(What is expected):
All of the data must be printed exactly; please include every line.

(Supplied information):
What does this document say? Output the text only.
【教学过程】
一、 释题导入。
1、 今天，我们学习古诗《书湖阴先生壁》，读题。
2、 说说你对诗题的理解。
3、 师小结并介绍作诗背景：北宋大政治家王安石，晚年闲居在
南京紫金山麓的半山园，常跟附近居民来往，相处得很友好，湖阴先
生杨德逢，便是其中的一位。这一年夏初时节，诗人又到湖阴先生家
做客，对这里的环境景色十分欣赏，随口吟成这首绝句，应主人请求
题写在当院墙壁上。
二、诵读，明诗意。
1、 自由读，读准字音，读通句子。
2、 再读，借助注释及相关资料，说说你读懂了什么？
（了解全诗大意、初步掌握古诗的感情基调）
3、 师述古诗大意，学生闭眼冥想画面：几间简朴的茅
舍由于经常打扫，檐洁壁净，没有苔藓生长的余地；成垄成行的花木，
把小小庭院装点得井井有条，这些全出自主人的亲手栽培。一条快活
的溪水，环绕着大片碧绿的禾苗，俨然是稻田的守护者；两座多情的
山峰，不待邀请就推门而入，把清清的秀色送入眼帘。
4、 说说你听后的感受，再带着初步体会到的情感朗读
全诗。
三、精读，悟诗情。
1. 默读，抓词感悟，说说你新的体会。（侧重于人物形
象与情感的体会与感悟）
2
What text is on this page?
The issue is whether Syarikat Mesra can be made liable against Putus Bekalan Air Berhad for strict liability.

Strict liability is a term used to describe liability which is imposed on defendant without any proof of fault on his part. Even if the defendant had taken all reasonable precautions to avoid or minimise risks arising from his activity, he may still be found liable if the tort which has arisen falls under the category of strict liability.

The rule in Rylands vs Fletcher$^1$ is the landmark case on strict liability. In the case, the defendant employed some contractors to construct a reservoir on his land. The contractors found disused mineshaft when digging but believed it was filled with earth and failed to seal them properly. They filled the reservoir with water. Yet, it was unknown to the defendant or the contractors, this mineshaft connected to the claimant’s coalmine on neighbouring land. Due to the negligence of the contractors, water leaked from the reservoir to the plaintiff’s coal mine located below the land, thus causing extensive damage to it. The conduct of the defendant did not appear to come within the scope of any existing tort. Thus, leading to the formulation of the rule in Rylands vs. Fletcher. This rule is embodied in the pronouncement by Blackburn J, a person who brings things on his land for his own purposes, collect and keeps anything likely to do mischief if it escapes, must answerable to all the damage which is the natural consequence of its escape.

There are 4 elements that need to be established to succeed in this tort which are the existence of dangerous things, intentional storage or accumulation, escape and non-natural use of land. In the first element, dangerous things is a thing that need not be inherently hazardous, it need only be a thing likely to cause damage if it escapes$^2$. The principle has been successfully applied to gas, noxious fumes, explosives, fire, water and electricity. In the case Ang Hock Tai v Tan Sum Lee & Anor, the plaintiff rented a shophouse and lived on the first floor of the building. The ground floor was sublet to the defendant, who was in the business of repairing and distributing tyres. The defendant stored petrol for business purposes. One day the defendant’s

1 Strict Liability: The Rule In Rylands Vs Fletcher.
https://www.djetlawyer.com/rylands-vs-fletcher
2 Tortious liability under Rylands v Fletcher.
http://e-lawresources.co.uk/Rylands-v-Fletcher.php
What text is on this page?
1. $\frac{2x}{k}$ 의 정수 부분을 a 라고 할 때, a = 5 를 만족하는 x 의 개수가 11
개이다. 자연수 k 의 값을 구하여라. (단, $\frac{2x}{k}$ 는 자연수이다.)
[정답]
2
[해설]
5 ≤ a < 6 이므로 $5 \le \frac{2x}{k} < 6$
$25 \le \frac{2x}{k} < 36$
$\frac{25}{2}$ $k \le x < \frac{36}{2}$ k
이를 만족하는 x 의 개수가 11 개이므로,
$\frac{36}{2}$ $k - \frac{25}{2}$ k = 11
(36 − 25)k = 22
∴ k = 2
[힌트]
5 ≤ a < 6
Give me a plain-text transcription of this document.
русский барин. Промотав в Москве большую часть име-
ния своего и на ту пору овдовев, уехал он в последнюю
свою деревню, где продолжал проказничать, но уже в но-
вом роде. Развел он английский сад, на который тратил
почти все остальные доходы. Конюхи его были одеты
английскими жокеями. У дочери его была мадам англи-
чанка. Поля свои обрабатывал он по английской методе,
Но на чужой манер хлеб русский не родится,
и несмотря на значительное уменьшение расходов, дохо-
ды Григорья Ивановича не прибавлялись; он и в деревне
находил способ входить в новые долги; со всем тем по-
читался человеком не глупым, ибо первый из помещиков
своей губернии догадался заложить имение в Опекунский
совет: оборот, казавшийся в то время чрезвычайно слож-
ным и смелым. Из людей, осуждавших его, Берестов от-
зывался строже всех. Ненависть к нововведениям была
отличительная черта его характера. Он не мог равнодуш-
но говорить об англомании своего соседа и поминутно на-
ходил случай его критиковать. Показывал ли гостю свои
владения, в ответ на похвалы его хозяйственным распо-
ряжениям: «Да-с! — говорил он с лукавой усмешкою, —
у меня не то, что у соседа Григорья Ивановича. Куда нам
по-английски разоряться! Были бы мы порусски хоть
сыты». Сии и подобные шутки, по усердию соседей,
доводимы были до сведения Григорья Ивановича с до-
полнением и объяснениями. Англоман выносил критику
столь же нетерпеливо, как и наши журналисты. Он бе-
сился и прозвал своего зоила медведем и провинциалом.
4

(Output for this task):
What does this document say? Output the text only.
【教学过程】
一、 释题导入。
1、 今天，我们学习古诗《书湖阴先生壁》，读题。
2、 说说你对诗题的理解。
3、 师小结并介绍作诗背景：北宋大政治家王安石，晚年闲居在
南京紫金山麓的半山园，常跟附近居民来往，相处得很友好，湖阴先
生杨德逢，便是其中的一位。这一年夏初时节，诗人又到湖阴先生家
做客，对这里的环境景色十分欣赏，随口吟成这首绝句，应主人请求
题写在当院墙壁上。
二、诵读，明诗意。
1、 自由读，读准字音，读通句子。
2、 再读，借助注释及相关资料，说说你读懂了什么？
（了解全诗大意、初步掌握古诗的感情基调）
3、 师述古诗大意，学生闭眼冥想画面：几间简朴的茅
舍由于经常打扫，檐洁壁净，没有苔藓生长的余地；成垄成行的花木，
把小小庭院装点得井井有条，这些全出自主人的亲手栽培。一条快活
的溪水，环绕着大片碧绿的禾苗，俨然是稻田的守护者；两座多情的
山峰，不待邀请就推门而入，把清清的秀色送入眼帘。
4、 说说你听后的感受，再带着初步体会到的情感朗读
全诗。
三、精读，悟诗情。
1. 默读，抓词感悟，说说你新的体会。（侧重于人物形
象与情感的体会与感悟）
2
What text is on this page?
The issue is whether Syarikat Mesra can be made liable against Putus Bekalan Air Berhad for strict liability.

Strict liability is a term used to describe liability which is imposed on defendant without any proof of fault on his part. Even if the defendant had taken all reasonable precautions to avoid or minimise risks arising from his activity, he may still be found liable if the tort which has arisen falls under the category of strict liability.

The rule in Rylands vs Fletcher$^1$ is the landmark case on strict liability. In the case, the defendant employed some contractors to construct a reservoir on his land. The contractors found disused mineshaft when digging but believed it was filled with earth and failed to seal them properly. They filled the reservoir with water. Yet, it was unknown to the defendant or the contractors, this mineshaft connected to the claimant’s coalmine on neighbouring land. Due to the negligence of the contractors, water leaked from the reservoir to the plaintiff’s coal mine located below the land, thus causing extensive damage to it. The conduct of the defendant did not appear to come within the scope of any existing tort. Thus, leading to the formulation of the rule in Rylands vs. Fletcher. This rule is embodied in the pronouncement by Blackburn J, a person who brings things on his land for his own purposes, collect and keeps anything likely to do mischief if it escapes, must answerable to all the damage which is the natural consequence of its escape.

There are 4 elements that need to be established to succeed in this tort which are the existence of dangerous things, intentional storage or accumulation, escape and non-natural use of land. In the first element, dangerous things is a thing that need not be inherently hazardous, it need only be a thing likely to cause damage if it escapes$^2$. The principle has been successfully applied to gas, noxious fumes, explosives, fire, water and electricity. In the case Ang Hock Tai v Tan Sum Lee & Anor, the plaintiff rented a shophouse and lived on the first floor of the building. The ground floor was sublet to the defendant, who was in the business of repairing and distributing tyres. The defendant stored petrol for business purposes. One day the defendant’s

1 Strict Liability: The Rule In Rylands Vs Fletcher.
https://www.djetlawyer.com/rylands-vs-fletcher
2 Tortious liability under Rylands v Fletcher.
http://e-lawresources.co.uk/Rylands-v-Fletcher.php
What text is on this page?
1. $\frac{2x}{k}$ 의 정수 부분을 a 라고 할 때, a = 5 를 만족하는 x 의 개수가 11
개이다. 자연수 k 의 값을 구하여라. (단, $\frac{2x}{k}$ 는 자연수이다.)
[정답]
2
[해설]
5 ≤ a < 6 이므로 $5 \le \frac{2x}{k} < 6$
$25 \le \frac{2x}{k} < 36$
$\frac{25}{2}$ $k \le x < \frac{36}{2}$ k
이를 만족하는 x 의 개수가 11 개이므로,
$\frac{36}{2}$ $k - \frac{25}{2}$ k = 11
(36 − 25)k = 22
∴ k = 2
[힌트]
5 ≤ a < 6
Give me a plain-text transcription of this document.
русский барин. Промотав в Москве большую часть име-
ния своего и на ту пору овдовев, уехал он в последнюю
свою деревню, где продолжал проказничать, но уже в но-
вом роде. Развел он английский сад, на который тратил
почти все остальные доходы. Конюхи его были одеты
английскими жокеями. У дочери его была мадам англи-
чанка. Поля свои обрабатывал он по английской методе,
Но на чужой манер хлеб русский не родится,
и несмотря на значительное уменьшение расходов, дохо-
ды Григорья Ивановича не прибавлялись; он и в деревне
находил способ входить в новые долги; со всем тем по-
читался человеком не глупым, ибо первый из помещиков
своей губернии догадался заложить имение в Опекунский
совет: оборот, казавшийся в то время чрезвычайно слож-
ным и смелым. Из людей, осуждавших его, Берестов от-
зывался строже всех. Ненависть к нововведениям была
отличительная черта его характера. Он не мог равнодуш-
но говорить об англомании своего соседа и поминутно на-
ходил случай его критиковать. Показывал ли гостю свои
владения, в ответ на похвалы его хозяйственным распо-
ряжениям: «Да-с! — говорил он с лукавой усмешкою, —
у меня не то, что у соседа Григорья Ивановича. Куда нам
по-английски разоряться! Были бы мы порусски хоть
сыты». Сии и подобные шутки, по усердию соседей,
доводимы были до сведения Григорья Ивановича с до-
полнением и объяснениями. Англоман выносил критику
столь же нетерпеливо, как и наши журналисты. Он бе-
сился и прозвал своего зоила медведем и провинциалом.
4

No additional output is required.